◆ Given exercise:
Reproduce the records from the first line up to and including the line that contains "row-grid-label-F: F —", substituting "circle" for each occurrence of "bubble" and leaving all else unchanged.
• • • • •
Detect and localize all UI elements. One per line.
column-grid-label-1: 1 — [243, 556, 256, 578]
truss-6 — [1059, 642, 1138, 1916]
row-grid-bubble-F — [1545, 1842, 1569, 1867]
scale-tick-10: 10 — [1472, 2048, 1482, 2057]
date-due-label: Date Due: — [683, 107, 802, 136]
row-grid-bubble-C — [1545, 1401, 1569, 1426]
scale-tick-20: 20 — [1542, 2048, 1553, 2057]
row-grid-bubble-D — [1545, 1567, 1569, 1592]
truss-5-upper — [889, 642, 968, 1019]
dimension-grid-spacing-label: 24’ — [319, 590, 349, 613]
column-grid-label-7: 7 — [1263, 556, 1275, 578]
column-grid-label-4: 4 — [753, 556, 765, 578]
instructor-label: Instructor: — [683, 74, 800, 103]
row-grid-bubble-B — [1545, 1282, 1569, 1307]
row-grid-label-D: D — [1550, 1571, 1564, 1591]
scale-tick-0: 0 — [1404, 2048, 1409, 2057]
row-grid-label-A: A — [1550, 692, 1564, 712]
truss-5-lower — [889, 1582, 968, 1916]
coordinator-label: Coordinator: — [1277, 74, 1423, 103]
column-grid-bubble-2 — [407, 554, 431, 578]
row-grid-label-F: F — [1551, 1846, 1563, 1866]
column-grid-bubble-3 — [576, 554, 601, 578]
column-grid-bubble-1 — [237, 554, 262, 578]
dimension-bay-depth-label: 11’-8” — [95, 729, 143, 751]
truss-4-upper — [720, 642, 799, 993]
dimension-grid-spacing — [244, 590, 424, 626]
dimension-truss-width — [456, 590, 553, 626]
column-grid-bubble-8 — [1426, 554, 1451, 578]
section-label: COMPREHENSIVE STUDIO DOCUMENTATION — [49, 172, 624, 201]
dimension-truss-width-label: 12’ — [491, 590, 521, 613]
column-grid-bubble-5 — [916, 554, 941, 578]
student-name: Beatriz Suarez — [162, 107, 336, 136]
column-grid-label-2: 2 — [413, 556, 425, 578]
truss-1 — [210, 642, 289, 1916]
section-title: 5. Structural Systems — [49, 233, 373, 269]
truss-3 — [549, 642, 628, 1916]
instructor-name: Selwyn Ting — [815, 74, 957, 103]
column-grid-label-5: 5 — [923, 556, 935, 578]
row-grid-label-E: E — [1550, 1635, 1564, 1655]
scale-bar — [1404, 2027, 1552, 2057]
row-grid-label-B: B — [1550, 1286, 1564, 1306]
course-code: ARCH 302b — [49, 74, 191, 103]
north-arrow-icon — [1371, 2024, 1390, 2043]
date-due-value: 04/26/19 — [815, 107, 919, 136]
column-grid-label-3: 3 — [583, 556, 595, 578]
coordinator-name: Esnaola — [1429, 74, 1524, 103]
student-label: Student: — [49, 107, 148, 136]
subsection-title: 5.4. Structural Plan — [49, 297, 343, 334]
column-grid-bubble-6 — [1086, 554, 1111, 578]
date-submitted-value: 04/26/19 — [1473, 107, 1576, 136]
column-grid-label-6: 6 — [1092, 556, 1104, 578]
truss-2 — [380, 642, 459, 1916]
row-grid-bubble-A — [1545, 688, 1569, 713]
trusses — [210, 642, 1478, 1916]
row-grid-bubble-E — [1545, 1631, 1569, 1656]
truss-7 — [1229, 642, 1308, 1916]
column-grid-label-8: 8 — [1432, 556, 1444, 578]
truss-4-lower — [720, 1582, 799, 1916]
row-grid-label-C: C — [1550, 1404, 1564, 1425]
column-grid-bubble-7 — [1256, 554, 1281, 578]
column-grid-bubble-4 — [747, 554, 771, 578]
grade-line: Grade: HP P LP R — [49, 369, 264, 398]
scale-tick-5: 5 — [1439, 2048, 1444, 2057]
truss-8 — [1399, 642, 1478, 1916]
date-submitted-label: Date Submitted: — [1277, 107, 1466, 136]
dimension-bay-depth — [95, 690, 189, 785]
• • • • •
◆ Finished answer:
Detect and localize all UI elements. One per line.
column-grid-label-1: 1 — [243, 556, 256, 578]
truss-6 — [1059, 642, 1138, 1916]
row-grid-circle-F — [1545, 1842, 1569, 1867]
scale-tick-10: 10 — [1472, 2048, 1482, 2057]
date-due-label: Date Due: — [683, 107, 802, 136]
row-grid-circle-C — [1545, 1401, 1569, 1426]
scale-tick-20: 20 — [1542, 2048, 1553, 2057]
row-grid-circle-D — [1545, 1567, 1569, 1592]
truss-5-upper — [889, 642, 968, 1019]
dimension-grid-spacing-label: 24’ — [319, 590, 349, 613]
column-grid-label-7: 7 — [1263, 556, 1275, 578]
column-grid-label-4: 4 — [753, 556, 765, 578]
instructor-label: Instructor: — [683, 74, 800, 103]
row-grid-circle-B — [1545, 1282, 1569, 1307]
row-grid-label-D: D — [1550, 1571, 1564, 1591]
scale-tick-0: 0 — [1404, 2048, 1409, 2057]
row-grid-label-A: A — [1550, 692, 1564, 712]
truss-5-lower — [889, 1582, 968, 1916]
coordinator-label: Coordinator: — [1277, 74, 1423, 103]
column-grid-circle-2 — [407, 554, 431, 578]
row-grid-label-F: F — [1551, 1846, 1563, 1866]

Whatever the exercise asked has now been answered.